------ DATA TO PROCESS

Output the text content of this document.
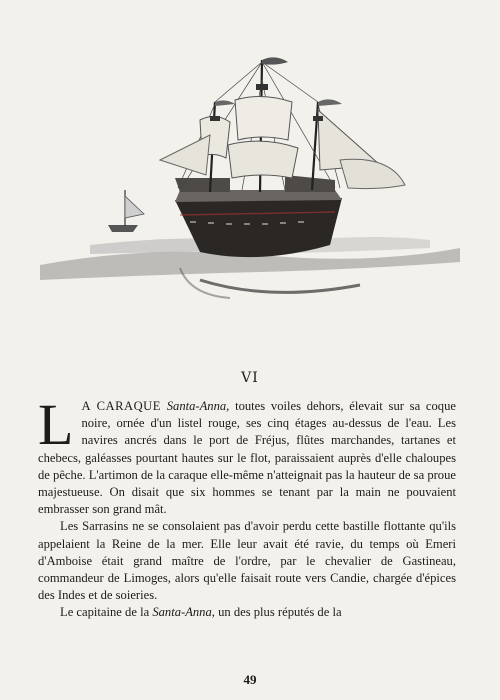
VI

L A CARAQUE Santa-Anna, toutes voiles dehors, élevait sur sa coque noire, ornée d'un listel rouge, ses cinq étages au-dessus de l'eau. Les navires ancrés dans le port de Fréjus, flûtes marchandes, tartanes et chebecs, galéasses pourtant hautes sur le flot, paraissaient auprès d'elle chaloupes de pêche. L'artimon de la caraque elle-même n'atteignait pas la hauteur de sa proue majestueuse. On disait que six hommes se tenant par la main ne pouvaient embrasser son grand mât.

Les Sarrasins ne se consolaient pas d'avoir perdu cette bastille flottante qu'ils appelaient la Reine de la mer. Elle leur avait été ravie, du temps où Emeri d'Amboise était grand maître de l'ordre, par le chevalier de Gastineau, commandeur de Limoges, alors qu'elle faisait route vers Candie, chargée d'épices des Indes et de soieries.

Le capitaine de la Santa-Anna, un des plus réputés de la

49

------------

WHAT YOU HAVE TO DO
Tally the lines containing "elle". Provide the number without any other words.

FINISHED ANSWER
2